THE EXERCISE
Please restate the following records word for word.

─── DATASET RECORDS ───

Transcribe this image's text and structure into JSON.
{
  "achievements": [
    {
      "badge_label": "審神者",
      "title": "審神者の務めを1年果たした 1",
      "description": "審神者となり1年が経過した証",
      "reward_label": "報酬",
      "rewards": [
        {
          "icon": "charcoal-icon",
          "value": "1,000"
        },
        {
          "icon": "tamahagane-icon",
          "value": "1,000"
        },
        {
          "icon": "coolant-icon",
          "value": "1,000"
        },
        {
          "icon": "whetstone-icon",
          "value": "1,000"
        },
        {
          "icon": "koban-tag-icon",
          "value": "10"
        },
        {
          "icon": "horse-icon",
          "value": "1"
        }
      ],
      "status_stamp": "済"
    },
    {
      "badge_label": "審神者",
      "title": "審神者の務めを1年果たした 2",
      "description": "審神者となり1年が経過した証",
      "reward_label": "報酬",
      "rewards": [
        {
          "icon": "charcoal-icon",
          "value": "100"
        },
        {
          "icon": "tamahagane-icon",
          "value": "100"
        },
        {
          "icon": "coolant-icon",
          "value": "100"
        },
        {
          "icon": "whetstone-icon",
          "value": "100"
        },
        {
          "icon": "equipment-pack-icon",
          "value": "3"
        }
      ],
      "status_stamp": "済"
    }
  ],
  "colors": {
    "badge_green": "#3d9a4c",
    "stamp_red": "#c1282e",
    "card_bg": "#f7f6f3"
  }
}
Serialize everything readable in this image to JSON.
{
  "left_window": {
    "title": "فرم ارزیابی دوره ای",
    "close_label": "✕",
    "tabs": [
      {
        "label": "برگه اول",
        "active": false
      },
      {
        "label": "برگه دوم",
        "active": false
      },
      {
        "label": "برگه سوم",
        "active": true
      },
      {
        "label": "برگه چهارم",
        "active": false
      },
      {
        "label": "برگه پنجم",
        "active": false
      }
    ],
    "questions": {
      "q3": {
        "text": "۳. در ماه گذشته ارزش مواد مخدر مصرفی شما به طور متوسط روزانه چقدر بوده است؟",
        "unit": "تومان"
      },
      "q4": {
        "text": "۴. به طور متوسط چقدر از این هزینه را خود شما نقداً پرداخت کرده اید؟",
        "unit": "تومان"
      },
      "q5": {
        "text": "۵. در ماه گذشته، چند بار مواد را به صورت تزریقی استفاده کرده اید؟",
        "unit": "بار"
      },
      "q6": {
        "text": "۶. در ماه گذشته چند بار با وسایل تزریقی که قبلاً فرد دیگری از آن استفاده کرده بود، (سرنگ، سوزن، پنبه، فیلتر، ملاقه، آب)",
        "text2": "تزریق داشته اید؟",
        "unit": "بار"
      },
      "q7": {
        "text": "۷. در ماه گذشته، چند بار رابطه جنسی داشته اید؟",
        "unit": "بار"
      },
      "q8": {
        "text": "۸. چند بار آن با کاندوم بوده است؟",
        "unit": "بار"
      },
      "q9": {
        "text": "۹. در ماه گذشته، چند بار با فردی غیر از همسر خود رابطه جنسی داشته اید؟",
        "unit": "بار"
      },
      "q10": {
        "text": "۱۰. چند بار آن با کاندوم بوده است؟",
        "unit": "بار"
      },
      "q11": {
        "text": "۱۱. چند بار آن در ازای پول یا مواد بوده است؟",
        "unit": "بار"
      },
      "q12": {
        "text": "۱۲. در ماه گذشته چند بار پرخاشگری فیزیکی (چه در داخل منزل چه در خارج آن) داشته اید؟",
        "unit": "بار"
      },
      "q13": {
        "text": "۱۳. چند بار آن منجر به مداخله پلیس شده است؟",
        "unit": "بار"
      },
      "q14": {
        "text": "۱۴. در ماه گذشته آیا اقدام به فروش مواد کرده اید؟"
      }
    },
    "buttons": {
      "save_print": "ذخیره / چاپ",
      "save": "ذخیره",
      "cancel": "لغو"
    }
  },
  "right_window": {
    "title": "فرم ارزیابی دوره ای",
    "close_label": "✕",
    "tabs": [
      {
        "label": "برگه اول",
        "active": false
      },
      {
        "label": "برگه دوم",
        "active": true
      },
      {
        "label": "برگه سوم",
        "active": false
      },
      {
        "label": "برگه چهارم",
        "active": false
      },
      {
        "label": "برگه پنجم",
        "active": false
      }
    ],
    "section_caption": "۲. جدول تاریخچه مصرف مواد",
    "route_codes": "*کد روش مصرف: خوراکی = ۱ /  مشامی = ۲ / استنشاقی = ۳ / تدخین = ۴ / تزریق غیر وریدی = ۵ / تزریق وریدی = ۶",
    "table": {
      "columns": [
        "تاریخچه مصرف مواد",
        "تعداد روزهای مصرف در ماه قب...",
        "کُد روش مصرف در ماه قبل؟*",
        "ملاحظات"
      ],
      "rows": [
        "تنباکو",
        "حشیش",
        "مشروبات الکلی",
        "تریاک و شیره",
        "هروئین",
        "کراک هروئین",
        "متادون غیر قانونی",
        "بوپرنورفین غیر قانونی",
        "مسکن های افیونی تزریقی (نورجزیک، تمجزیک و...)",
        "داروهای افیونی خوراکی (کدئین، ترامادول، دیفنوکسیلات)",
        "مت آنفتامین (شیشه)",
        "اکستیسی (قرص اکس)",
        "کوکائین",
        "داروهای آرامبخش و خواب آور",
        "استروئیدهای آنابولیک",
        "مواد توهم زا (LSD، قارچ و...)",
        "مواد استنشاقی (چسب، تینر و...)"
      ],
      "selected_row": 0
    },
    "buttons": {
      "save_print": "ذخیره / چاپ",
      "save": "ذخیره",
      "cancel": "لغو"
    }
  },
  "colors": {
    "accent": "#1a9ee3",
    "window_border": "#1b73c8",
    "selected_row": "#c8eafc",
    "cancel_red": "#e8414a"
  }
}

───

EXERCISE RESULT
Transcribe this image's text and structure into JSON.
{
  "achievements": [
    {
      "badge_label": "審神者",
      "title": "審神者の務めを1年果たした 1",
      "description": "審神者となり1年が経過した証",
      "reward_label": "報酬",
      "rewards": [
        {
          "icon": "charcoal-icon",
          "value": "1,000"
        },
        {
          "icon": "tamahagane-icon",
          "value": "1,000"
        },
        {
          "icon": "coolant-icon",
          "value": "1,000"
        },
        {
          "icon": "whetstone-icon",
          "value": "1,000"
        },
        {
          "icon": "koban-tag-icon",
          "value": "10"
        },
        {
          "icon": "horse-icon",
          "value": "1"
        }
      ],
      "status_stamp": "済"
    },
    {
      "badge_label": "審神者",
      "title": "審神者の務めを1年果たした 2",
      "description": "審神者となり1年が経過した証",
      "reward_label": "報酬",
      "rewards": [
        {
          "icon": "charcoal-icon",
          "value": "100"
        },
        {
          "icon": "tamahagane-icon",
          "value": "100"
        },
        {
          "icon": "coolant-icon",
          "value": "100"
        },
        {
          "icon": "whetstone-icon",
          "value": "100"
        },
        {
          "icon": "equipment-pack-icon",
          "value": "3"
        }
      ],
      "status_stamp": "済"
    }
  ],
  "colors": {
    "badge_green": "#3d9a4c",
    "stamp_red": "#c1282e",
    "card_bg": "#f7f6f3"
  }
}
Serialize everything readable in this image to JSON.
{
  "left_window": {
    "title": "فرم ارزیابی دوره ای",
    "close_label": "✕",
    "tabs": [
      {
        "label": "برگه اول",
        "active": false
      },
      {
        "label": "برگه دوم",
        "active": false
      },
      {
        "label": "برگه سوم",
        "active": true
      },
      {
        "label": "برگه چهارم",
        "active": false
      },
      {
        "label": "برگه پنجم",
        "active": false
      }
    ],
    "questions": {
      "q3": {
        "text": "۳. در ماه گذشته ارزش مواد مخدر مصرفی شما به طور متوسط روزانه چقدر بوده است؟",
        "unit": "تومان"
      },
      "q4": {
        "text": "۴. به طور متوسط چقدر از این هزینه را خود شما نقداً پرداخت کرده اید؟",
        "unit": "تومان"
      },
      "q5": {
        "text": "۵. در ماه گذشته، چند بار مواد را به صورت تزریقی استفاده کرده اید؟",
        "unit": "بار"
      },
      "q6": {
        "text": "۶. در ماه گذشته چند بار با وسایل تزریقی که قبلاً فرد دیگری از آن استفاده کرده بود، (سرنگ، سوزن، پنبه، فیلتر، ملاقه، آب)",
        "text2": "تزریق داشته اید؟",
        "unit": "بار"
      },
      "q7": {
        "text": "۷. در ماه گذشته، چند بار رابطه جنسی داشته اید؟",
        "unit": "بار"
      },
      "q8": {
        "text": "۸. چند بار آن با کاندوم بوده است؟",
        "unit": "بار"
      },
      "q9": {
        "text": "۹. در ماه گذشته، چند بار با فردی غیر از همسر خود رابطه جنسی داشته اید؟",
        "unit": "بار"
      },
      "q10": {
        "text": "۱۰. چند بار آن با کاندوم بوده است؟",
        "unit": "بار"
      },
      "q11": {
        "text": "۱۱. چند بار آن در ازای پول یا مواد بوده است؟",
        "unit": "بار"
      },
      "q12": {
        "text": "۱۲. در ماه گذشته چند بار پرخاشگری فیزیکی (چه در داخل منزل چه در خارج آن) داشته اید؟",
        "unit": "بار"
      },
      "q13": {
        "text": "۱۳. چند بار آن منجر به مداخله پلیس شده است؟",
        "unit": "بار"
      },
      "q14": {
        "text": "۱۴. در ماه گذشته آیا اقدام به فروش مواد کرده اید؟"
      }
    },
    "buttons": {
      "save_print": "ذخیره / چاپ",
      "save": "ذخیره",
      "cancel": "لغو"
    }
  },
  "right_window": {
    "title": "فرم ارزیابی دوره ای",
    "close_label": "✕",
    "tabs": [
      {
        "label": "برگه اول",
        "active": false
      },
      {
        "label": "برگه دوم",
        "active": true
      },
      {
        "label": "برگه سوم",
        "active": false
      },
      {
        "label": "برگه چهارم",
        "active": false
      },
      {
        "label": "برگه پنجم",
        "active": false
      }
    ],
    "section_caption": "۲. جدول تاریخچه مصرف مواد",
    "route_codes": "*کد روش مصرف: خوراکی = ۱ /  مشامی = ۲ / استنشاقی = ۳ / تدخین = ۴ / تزریق غیر وریدی = ۵ / تزریق وریدی = ۶",
    "table": {
      "columns": [
        "تاریخچه مصرف مواد",
        "تعداد روزهای مصرف در ماه قب...",
        "کُد روش مصرف در ماه قبل؟*",
        "ملاحظات"
      ],
      "rows": [
        "تنباکو",
        "حشیش",
        "مشروبات الکلی",
        "تریاک و شیره",
        "هروئین",
        "کراک هروئین",
        "متادون غیر قانونی",
        "بوپرنورفین غیر قانونی",
        "مسکن های افیونی تزریقی (نورجزیک، تمجزیک و...)",
        "داروهای افیونی خوراکی (کدئین، ترامادول، دیفنوکسیلات)",
        "مت آنفتامین (شیشه)",
        "اکستیسی (قرص اکس)",
        "کوکائین",
        "داروهای آرامبخش و خواب آور",
        "استروئیدهای آنابولیک",
        "مواد توهم زا (LSD، قارچ و...)",
        "مواد استنشاقی (چسب، تینر و...)"
      ],
      "selected_row": 0
    },
    "buttons": {
      "save_print": "ذخیره / چاپ",
      "save": "ذخیره",
      "cancel": "لغو"
    }
  },
  "colors": {
    "accent": "#1a9ee3",
    "window_border": "#1b73c8",
    "selected_row": "#c8eafc",
    "cancel_red": "#e8414a"
  }
}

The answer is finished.